## EXERCISE PROMPT
Identify the lines that contain the string "humidity" and copy all of them.
# # # #
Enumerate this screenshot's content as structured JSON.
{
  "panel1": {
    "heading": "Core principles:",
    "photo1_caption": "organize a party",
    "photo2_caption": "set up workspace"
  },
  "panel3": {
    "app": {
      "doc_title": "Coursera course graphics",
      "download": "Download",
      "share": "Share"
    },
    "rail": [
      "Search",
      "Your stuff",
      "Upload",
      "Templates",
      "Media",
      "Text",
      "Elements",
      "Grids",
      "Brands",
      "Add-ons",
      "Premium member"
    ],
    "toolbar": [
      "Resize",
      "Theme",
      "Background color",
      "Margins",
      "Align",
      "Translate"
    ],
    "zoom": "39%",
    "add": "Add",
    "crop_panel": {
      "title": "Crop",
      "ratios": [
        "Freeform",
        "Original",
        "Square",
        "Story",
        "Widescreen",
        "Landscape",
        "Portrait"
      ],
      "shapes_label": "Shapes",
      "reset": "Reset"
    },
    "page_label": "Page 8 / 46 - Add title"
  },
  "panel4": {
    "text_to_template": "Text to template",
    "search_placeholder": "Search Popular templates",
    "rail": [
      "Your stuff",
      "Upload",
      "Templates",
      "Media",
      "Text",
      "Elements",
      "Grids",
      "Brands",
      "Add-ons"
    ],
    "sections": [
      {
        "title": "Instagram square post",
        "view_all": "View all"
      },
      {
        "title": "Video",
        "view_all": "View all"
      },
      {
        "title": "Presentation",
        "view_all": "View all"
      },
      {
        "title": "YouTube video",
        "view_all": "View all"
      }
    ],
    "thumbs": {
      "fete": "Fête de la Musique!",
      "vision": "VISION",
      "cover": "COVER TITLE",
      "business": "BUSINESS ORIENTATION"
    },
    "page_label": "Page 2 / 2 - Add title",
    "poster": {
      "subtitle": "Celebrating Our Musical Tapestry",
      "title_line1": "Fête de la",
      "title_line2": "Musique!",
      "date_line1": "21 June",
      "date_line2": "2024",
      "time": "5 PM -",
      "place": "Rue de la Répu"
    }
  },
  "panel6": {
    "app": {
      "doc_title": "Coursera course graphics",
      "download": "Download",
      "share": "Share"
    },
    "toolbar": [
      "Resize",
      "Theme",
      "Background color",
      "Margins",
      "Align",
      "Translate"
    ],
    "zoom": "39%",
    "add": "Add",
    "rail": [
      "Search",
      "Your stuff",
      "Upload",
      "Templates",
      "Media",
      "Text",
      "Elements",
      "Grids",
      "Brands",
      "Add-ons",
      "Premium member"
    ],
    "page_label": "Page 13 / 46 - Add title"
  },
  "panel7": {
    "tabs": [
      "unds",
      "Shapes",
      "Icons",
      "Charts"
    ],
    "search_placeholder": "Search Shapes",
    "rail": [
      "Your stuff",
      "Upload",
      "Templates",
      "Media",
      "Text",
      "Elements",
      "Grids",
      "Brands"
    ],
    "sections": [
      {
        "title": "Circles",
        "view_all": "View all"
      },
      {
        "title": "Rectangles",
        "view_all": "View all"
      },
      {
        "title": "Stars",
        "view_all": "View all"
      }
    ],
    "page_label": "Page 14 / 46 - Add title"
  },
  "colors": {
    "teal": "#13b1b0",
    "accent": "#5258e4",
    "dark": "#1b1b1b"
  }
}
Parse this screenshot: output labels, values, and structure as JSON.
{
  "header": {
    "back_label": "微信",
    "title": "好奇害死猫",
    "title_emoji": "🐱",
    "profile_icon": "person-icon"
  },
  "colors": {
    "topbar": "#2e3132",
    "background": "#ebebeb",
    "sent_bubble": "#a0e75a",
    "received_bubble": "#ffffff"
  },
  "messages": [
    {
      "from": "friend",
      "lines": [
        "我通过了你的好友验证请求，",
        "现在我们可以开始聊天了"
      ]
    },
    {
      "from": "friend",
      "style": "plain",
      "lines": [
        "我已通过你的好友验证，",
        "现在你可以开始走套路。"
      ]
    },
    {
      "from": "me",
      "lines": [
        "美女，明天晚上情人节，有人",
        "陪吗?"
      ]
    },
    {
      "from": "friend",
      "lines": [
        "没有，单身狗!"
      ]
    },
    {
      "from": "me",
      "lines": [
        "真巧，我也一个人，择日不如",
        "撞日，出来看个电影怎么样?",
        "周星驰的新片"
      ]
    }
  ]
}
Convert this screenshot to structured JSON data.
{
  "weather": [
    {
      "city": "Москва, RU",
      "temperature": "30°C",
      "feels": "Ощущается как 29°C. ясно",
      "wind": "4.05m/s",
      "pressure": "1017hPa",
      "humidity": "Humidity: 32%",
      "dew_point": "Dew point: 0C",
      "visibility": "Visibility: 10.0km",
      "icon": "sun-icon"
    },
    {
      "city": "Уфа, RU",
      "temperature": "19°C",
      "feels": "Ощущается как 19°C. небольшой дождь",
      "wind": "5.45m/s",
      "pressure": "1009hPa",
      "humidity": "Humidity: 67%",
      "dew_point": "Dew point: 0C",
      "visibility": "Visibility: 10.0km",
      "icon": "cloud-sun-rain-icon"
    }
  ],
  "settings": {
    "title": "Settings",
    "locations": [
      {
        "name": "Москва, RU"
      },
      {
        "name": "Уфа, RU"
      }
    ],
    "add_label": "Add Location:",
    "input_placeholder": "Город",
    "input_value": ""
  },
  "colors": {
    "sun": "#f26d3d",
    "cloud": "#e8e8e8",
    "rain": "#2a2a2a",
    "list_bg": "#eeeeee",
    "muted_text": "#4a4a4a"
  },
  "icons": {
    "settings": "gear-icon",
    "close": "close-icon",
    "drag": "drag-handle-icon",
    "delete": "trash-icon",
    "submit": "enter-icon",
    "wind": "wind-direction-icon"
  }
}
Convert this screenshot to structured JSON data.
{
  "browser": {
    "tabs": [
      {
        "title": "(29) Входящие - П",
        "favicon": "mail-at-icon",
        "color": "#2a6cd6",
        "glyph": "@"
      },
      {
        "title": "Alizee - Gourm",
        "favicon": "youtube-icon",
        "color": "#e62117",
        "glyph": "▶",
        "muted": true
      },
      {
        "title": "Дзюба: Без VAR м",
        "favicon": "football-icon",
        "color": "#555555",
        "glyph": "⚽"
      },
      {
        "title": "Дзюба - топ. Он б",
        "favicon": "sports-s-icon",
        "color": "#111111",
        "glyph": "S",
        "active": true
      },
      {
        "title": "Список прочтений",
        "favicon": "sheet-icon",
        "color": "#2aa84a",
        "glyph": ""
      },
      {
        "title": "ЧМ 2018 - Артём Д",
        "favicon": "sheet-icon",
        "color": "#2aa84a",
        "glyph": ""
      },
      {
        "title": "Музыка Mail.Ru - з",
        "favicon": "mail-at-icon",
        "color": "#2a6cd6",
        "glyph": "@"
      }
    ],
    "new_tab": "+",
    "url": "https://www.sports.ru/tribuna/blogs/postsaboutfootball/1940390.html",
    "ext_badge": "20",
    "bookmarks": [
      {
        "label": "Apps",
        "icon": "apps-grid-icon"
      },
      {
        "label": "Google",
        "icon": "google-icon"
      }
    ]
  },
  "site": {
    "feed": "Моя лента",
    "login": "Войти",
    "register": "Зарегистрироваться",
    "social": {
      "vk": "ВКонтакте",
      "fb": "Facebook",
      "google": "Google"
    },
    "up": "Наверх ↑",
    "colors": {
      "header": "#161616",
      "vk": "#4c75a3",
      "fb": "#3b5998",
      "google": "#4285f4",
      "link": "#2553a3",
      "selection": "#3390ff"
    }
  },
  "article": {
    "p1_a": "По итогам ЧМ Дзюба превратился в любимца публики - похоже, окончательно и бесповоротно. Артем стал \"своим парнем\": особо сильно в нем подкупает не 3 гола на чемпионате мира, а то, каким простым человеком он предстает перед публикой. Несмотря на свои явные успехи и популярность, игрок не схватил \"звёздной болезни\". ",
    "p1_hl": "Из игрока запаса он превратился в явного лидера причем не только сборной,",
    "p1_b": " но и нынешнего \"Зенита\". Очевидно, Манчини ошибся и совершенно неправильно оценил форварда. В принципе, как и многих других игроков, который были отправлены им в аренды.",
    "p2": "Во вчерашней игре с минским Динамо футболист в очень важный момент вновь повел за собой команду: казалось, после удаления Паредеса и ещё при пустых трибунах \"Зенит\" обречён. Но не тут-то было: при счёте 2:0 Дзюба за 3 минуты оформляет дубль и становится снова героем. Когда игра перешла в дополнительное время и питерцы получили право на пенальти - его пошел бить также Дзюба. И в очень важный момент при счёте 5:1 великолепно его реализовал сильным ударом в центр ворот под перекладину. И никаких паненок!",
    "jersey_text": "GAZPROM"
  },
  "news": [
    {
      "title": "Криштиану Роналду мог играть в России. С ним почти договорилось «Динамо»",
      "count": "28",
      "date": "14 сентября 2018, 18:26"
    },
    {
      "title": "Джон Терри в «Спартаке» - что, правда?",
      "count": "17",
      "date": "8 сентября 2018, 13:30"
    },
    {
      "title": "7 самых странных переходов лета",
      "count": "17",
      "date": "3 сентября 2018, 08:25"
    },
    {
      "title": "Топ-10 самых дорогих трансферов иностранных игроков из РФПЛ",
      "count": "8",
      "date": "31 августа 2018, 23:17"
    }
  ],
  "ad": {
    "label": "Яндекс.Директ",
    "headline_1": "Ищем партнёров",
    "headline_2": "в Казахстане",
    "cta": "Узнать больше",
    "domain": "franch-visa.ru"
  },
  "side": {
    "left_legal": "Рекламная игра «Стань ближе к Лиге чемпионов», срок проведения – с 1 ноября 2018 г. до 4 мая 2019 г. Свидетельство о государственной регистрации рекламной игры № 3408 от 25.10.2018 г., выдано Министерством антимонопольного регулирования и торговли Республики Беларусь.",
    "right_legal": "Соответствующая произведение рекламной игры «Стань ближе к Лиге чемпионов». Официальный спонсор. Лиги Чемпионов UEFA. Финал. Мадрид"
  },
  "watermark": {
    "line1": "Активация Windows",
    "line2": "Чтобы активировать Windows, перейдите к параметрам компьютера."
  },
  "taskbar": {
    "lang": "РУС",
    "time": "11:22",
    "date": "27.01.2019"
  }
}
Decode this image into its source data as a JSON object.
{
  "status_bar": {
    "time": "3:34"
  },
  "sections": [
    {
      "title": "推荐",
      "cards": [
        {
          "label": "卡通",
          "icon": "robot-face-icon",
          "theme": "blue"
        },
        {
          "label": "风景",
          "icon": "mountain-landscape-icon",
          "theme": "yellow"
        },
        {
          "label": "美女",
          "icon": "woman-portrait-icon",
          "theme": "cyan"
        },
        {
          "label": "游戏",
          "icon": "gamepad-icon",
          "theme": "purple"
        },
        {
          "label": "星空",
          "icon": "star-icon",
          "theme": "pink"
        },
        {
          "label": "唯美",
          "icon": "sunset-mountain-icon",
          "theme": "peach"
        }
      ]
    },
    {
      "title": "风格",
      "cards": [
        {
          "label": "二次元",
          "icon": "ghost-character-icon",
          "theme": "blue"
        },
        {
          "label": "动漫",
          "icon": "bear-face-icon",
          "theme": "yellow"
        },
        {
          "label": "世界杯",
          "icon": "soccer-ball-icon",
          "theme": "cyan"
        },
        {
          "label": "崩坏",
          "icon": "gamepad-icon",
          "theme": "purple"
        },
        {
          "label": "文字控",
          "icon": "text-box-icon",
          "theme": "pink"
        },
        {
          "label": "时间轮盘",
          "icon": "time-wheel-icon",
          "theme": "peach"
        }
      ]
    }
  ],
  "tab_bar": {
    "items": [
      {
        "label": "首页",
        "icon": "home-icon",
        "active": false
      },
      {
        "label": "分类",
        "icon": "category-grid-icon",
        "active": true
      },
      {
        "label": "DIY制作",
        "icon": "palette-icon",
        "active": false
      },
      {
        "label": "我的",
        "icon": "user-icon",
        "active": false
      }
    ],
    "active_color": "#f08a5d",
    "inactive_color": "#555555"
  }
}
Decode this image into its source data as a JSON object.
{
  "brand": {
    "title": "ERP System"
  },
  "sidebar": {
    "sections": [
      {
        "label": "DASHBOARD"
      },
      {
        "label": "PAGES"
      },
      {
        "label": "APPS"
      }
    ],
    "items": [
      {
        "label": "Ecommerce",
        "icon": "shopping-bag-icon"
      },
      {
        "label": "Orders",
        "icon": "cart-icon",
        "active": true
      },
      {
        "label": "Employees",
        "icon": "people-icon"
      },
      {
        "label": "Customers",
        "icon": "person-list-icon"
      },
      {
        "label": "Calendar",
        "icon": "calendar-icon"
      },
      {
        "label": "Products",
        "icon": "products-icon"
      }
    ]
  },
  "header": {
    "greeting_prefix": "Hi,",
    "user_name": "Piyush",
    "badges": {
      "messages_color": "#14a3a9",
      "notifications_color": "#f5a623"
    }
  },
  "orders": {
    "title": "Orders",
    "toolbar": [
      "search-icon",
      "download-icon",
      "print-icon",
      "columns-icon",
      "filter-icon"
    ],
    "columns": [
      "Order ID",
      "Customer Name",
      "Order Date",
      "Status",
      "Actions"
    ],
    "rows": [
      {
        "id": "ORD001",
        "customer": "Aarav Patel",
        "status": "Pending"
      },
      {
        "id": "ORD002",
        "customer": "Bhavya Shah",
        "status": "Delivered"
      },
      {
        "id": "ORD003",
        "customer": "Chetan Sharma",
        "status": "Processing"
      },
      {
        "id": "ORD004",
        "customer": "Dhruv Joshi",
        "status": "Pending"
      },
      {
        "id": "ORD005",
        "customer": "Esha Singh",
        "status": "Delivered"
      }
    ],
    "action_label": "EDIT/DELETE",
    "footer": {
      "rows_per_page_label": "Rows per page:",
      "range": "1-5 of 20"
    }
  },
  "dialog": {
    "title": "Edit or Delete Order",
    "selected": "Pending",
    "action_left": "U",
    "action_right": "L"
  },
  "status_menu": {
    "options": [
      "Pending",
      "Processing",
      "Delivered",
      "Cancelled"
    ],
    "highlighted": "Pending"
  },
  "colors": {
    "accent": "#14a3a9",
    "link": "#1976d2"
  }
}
# # # #
## WRITTEN REPLY
      "humidity": "Humidity: 32%",
      "humidity": "Humidity: 67%",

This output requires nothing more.